## What is asked:
**a.** According to the article about Alante Brown, which school did he transfer to Michigan State from?
**b.** Pick up the article about Alante Brown after its final sentence and write the next paragraph or two in the same reporting style.

EAST LANSING — Alante Brown’s first year with Michigan State football fulfilled a longtime dream, even if it did not go the way he had hoped.
Starting with the first play of the Spartans’ season in his green and white debut.
Brown watched the opening kickoff of the season against Central Michigan sail to Tyrell Henry. As Henry took off, Brown collided with the Chippewas’ Thomas Pannunzio and immediately crumpled to the Spartan Stadium turf.
He left the field on a backboard, controversially returned to the field later in that game for one play, then missed most of the following two weeks after going into concussion protocol.
“That could have been my last play. … Football is a dangerous sport,” Brown recalled Thursday. “Thank God, God allowed me to get back up after that hit. That’s what comes with the game.”
It is a lesson the fifth-year senior wants to impart to the rest of MSU’s wide receivers going into the upcoming season. Something he learned first-hand, something returning position coach Courtney Hawkins is leaning on to get the most out of his wideouts in head coach Jonathan Smith’s new offense.
“Every day, we come out there to compete. That’s his character. He’s installed that into each and every one of our guys in our room,” Brown said of Hawkins, himself a former MSU and NFL receiver. “We just try to carry that chip on our shoulder, because you never know when our last play is. He harps on that every day. …
“I love this sport. If you really love this sport, you’ll go to next level to do what you got to do for this sport. It won’t really affect me, I would say, to continue to go down ball and do what I do, because I know what I’m capable of.”
Brown, a 5-foot-11, 189-pound native of Chicago, never got on track after getting knocked out of the first game. He finished his first season after transferring from Nebraska with just three catches for 27 yards, but Smith and new offensive coordinator Brian Lindgren believe Brown can be one of the veterans MSU can rely on during their first season and in bringing changes to an offense that struggled last fall.

## Data entries:
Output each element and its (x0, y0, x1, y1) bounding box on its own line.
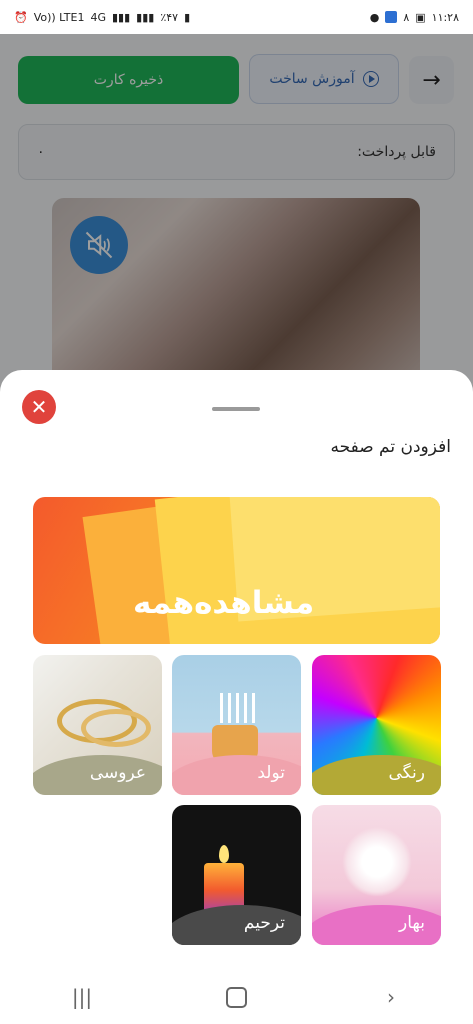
flame-image (219, 845, 229, 863)
ring-image-2 (81, 709, 151, 747)
dot-icon: ● (369, 10, 380, 24)
theme-tile-condolence[interactable]: ترحیم (172, 805, 301, 945)
notification-badge: ۸ (403, 10, 410, 24)
close-icon: ✕ (30, 395, 48, 419)
view-all-label: مشاهده‌همه (133, 585, 315, 621)
back-nav-button[interactable]: › (371, 985, 411, 1009)
flower-image (342, 827, 412, 897)
candles-image (216, 693, 256, 727)
sheet-drag-handle[interactable] (212, 407, 260, 411)
theme-tile-wedding[interactable]: عروسی (33, 655, 162, 795)
theme-label: تولد (257, 763, 285, 783)
close-button[interactable]: ✕ (22, 390, 56, 424)
battery-icon: ▮ (184, 10, 191, 24)
theme-tile-birthday[interactable]: تولد (172, 655, 301, 795)
app-notification-icon (385, 11, 398, 23)
signal-icon-2: ▮▮▮ (136, 10, 155, 24)
theme-label: عروسی (89, 763, 146, 783)
signal-icon: ▮▮▮ (112, 10, 131, 24)
network-type: 4G (90, 10, 106, 24)
theme-label: ترحیم (243, 913, 285, 933)
theme-tile-spring[interactable]: بهار (312, 805, 441, 945)
alarm-icon: ⏰ (14, 10, 28, 24)
sheet-title: افزودن تم صفحه (330, 437, 451, 457)
home-button[interactable] (226, 986, 247, 1008)
status-bar: ⏰ Vo)) LTE1 4G ▮▮▮ ▮▮▮ ٪۴۷ ▮ ● ۸ ▣ ۱۱:۲۸ (0, 0, 473, 34)
image-notification-icon: ▣ (415, 10, 426, 24)
system-nav-bar: ||| › (0, 970, 473, 1024)
theme-label: بهار (399, 913, 425, 933)
recents-button[interactable]: ||| (62, 985, 102, 1009)
theme-label: رنگی (388, 763, 426, 783)
battery-percent: ٪۴۷ (160, 10, 179, 24)
theme-tile-colorful[interactable]: رنگی (312, 655, 441, 795)
view-all-themes-banner[interactable]: مشاهده‌همه (33, 497, 440, 644)
status-time: ۱۱:۲۸ (431, 10, 459, 24)
volte-indicator: Vo)) LTE1 (33, 10, 85, 24)
theme-bottom-sheet: ✕ افزودن تم صفحه مشاهده‌همه رنگی تولد عر… (0, 370, 473, 970)
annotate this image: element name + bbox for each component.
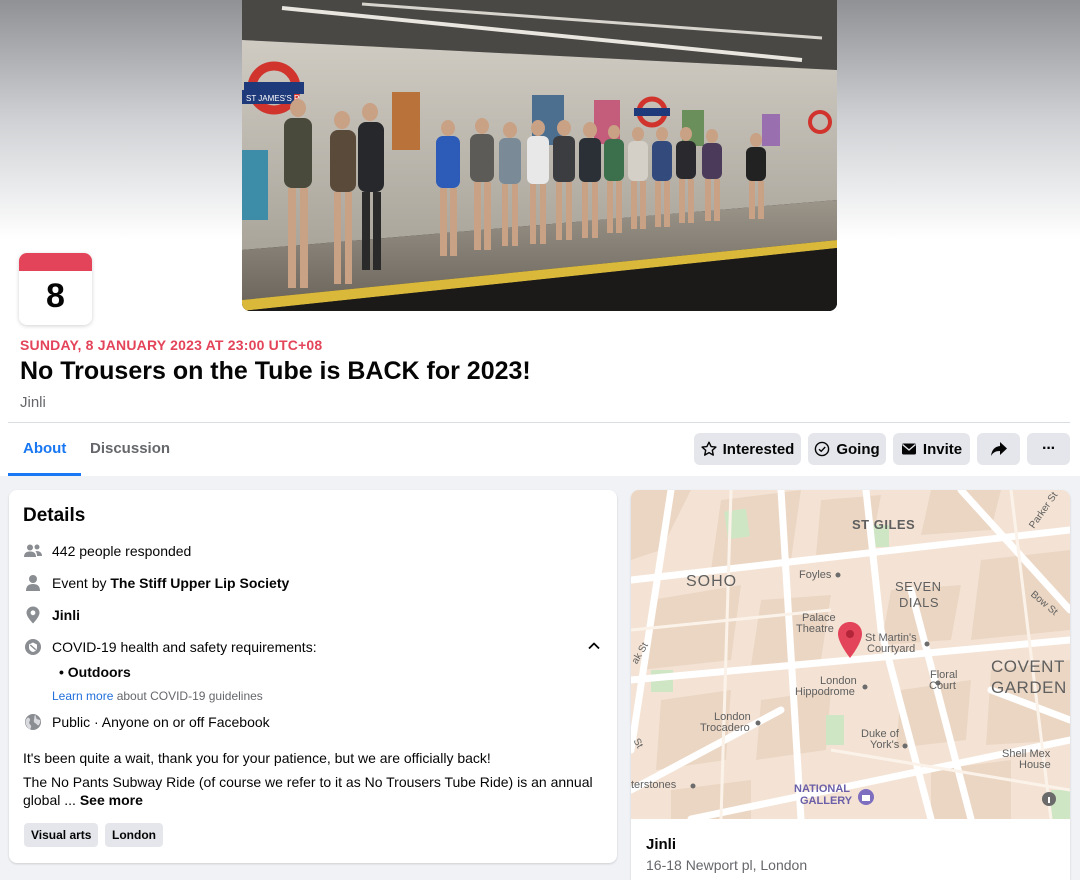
check-circle-icon: [815, 441, 830, 457]
privacy-row: Public · Anyone on or off Facebook: [23, 712, 270, 732]
date-badge-strip: [19, 253, 92, 271]
details-heading: Details: [23, 505, 86, 526]
event-by-prefix: Event by: [52, 575, 111, 591]
tag-chip-london[interactable]: London: [105, 823, 163, 847]
location-link[interactable]: Jinli: [52, 607, 80, 623]
invite-label: Invite: [922, 440, 963, 458]
map-label-garden: GARDEN: [991, 678, 1067, 697]
venue-address: 16-18 Newport pl, London: [646, 857, 808, 873]
share-icon: [990, 442, 1007, 456]
map-card[interactable]: ST GILES SOHO Foyles SEVEN DIALS Palace …: [631, 490, 1070, 880]
interested-label: Interested: [722, 440, 795, 458]
more-icon: ···: [1042, 440, 1056, 457]
map-label-london-hippodrome-2: Hippodrome: [795, 686, 855, 698]
date-badge-day: 8: [46, 277, 65, 315]
event-by-organizer-link[interactable]: The Stiff Upper Lip Society: [110, 575, 289, 591]
tab-discussion[interactable]: Discussion: [75, 424, 185, 476]
map-label-house: House: [1019, 759, 1051, 771]
going-label: Going: [836, 440, 880, 458]
map-label-yorks: York's: [870, 739, 900, 751]
description-line-1: It's been quite a wait, thank you for yo…: [23, 750, 491, 766]
envelope-icon: [901, 443, 916, 455]
covid-item: • Outdoors: [59, 664, 131, 680]
station-sign-text: ST JAMES'S P: [246, 94, 299, 103]
event-cover-photo[interactable]: ST JAMES'S P: [242, 0, 837, 311]
event-host[interactable]: Jinli: [20, 394, 46, 411]
header-divider: [8, 422, 1070, 423]
map-label-covent: COVENT: [991, 657, 1065, 676]
covid-item-text: Outdoors: [67, 664, 131, 680]
people-icon: [23, 541, 43, 561]
covid-learn-more: Learn more about COVID-19 guidelines: [52, 689, 263, 703]
privacy-text: Public · Anyone on or off Facebook: [52, 714, 270, 730]
covid-shield-icon: [23, 637, 43, 657]
see-more-link[interactable]: See more: [80, 792, 143, 808]
event-title: No Trousers on the Tube is BACK for 2023…: [20, 357, 531, 385]
tag-chip-visual-arts[interactable]: Visual arts: [24, 823, 99, 847]
interested-button[interactable]: Interested: [694, 433, 801, 465]
covid-heading: COVID-19 health and safety requirements:: [52, 639, 317, 655]
location-row: Jinli: [23, 605, 80, 625]
map-label-gallery: GALLERY: [800, 795, 853, 807]
venue-name[interactable]: Jinli: [646, 836, 676, 853]
map-label-seven: SEVEN: [895, 579, 942, 594]
map-label-theatre: Theatre: [796, 623, 834, 635]
map-label-waterstones: terstones: [631, 779, 677, 791]
person-icon: [23, 573, 43, 593]
description-line-2: The No Pants Subway Ride (of course we r…: [23, 773, 593, 809]
share-button[interactable]: [977, 433, 1020, 465]
tab-about[interactable]: About: [8, 424, 82, 476]
going-button[interactable]: Going: [808, 433, 886, 465]
learn-more-link[interactable]: Learn more: [52, 689, 113, 703]
details-card: Details 442 people responded Event by Th…: [9, 490, 617, 863]
map-label-national: NATIONAL: [794, 783, 851, 795]
map-label-st-giles: ST GILES: [852, 517, 916, 532]
map-label-foyles: Foyles: [799, 569, 832, 581]
map-label-dials: DIALS: [899, 595, 940, 610]
event-date: SUNDAY, 8 JANUARY 2023 AT 23:00 UTC+08: [20, 337, 323, 353]
covid-row: COVID-19 health and safety requirements:: [23, 637, 317, 657]
location-map[interactable]: ST GILES SOHO Foyles SEVEN DIALS Palace …: [631, 490, 1070, 823]
globe-icon: [23, 712, 43, 732]
map-label-soho: SOHO: [686, 573, 738, 590]
star-icon: [701, 441, 717, 456]
responded-row: 442 people responded: [23, 541, 191, 561]
learn-more-rest: about COVID-19 guidelines: [113, 689, 263, 703]
map-label-court: Court: [929, 680, 956, 692]
chevron-up-icon[interactable]: [586, 638, 602, 654]
date-badge: 8: [19, 253, 92, 325]
more-button[interactable]: ···: [1027, 433, 1070, 465]
map-illustration: [631, 490, 1070, 823]
responded-text[interactable]: 442 people responded: [52, 543, 191, 559]
location-pin-icon: [23, 605, 43, 625]
event-by-row: Event by The Stiff Upper Lip Society: [23, 573, 289, 593]
cover-photo-illustration: ST JAMES'S P: [242, 0, 837, 311]
map-label-courtyard: Courtyard: [867, 643, 916, 655]
invite-button[interactable]: Invite: [893, 433, 970, 465]
map-label-london-trocadero-2: Trocadero: [700, 722, 750, 734]
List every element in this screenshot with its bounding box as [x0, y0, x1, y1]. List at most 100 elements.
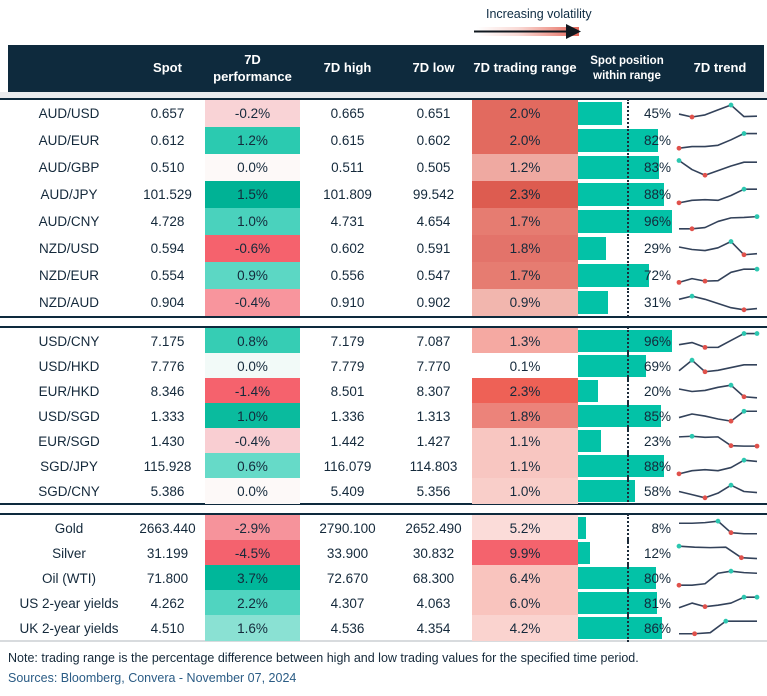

## Written answers:
**a.** Nebraska

**b.**
MAKING PROGRESS:What MSU coaches saw in scrimmage, and what it all means
“We’ve been shuffling guys around, particularly at receiver,” Lindgren said Thursday, with the Spartans preparing for their second spring scrimmage Saturday. “They’ve been playing inside, they’ve been playing outside, kind of trying to get a feel for what they can do there, rotating through groups. … We’re getting a feel for some of the playmakers.”
MSU’s returning receiving corps is relatively inexperienced beyond fifth-year senior Montorie Foster, who led the Spartans with 43 catches for 576 yards last season with three touchdowns. Tre Mosley graduated, and both Henry and Christian Fitzpatrick transferred. That opens opportunities for Brown, junior Jaron Glover (14 catches, 261) and sophomore Antonio Gates Jr. (five catches, 82 yards, TD) — as well as redshirt freshmen Aziah Johnson and Jaelen Smith and true freshman Nick Marsh — to take a step forward and emerge in Smith and Lindgren’s pass-heavy scheme they are bringing from Oregon State.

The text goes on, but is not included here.